_What is expected_
Copy out all lines that hold "Surrounding".

_Input material_
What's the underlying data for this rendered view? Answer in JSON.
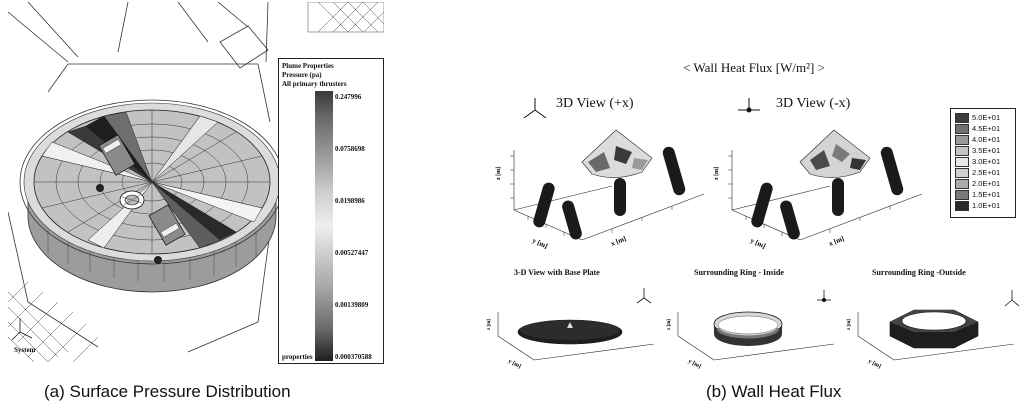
{
  "panel_a": {
    "legend": {
      "title": "Plume Properties",
      "quantity": "Pressure (pa)",
      "subset": "All primary thrusters",
      "ticks": [
        "0.247996",
        "0.0758698",
        "0.0198986",
        "0.00527447",
        "0.00139809",
        "0.000370588"
      ],
      "footer": "properties"
    },
    "axis_label": "System",
    "caption": "(a) Surface Pressure Distribution"
  },
  "panel_b": {
    "title": "< Wall Heat Flux [W/m²] >",
    "view_plus_x": "3D View (+x)",
    "view_minus_x": "3D View (-x)",
    "sub_base_plate": "3-D View with Base Plate",
    "sub_ring_inside": "Surrounding Ring - Inside",
    "sub_ring_outside": "Surrounding Ring -Outside",
    "legend": [
      {
        "label": "5.0E+01",
        "color": "#3c3c3c"
      },
      {
        "label": "4.5E+01",
        "color": "#707070"
      },
      {
        "label": "4.0E+01",
        "color": "#9a9a9a"
      },
      {
        "label": "3.5E+01",
        "color": "#c4c4c4"
      },
      {
        "label": "3.0E+01",
        "color": "#e8e8e8"
      },
      {
        "label": "2.5E+01",
        "color": "#d0d0d0"
      },
      {
        "label": "2.0E+01",
        "color": "#aaaaaa"
      },
      {
        "label": "1.5E+01",
        "color": "#7a7a7a"
      },
      {
        "label": "1.0E+01",
        "color": "#2a2a2a"
      }
    ],
    "axis_labels": {
      "x": "x [m]",
      "y": "y [m]",
      "z": "z [m]"
    },
    "caption": "(b) Wall Heat Flux"
  }
}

_Output of the exercise_
    "sub_ring_inside": "Surrounding Ring - Inside",
    "sub_ring_outside": "Surrounding Ring -Outside",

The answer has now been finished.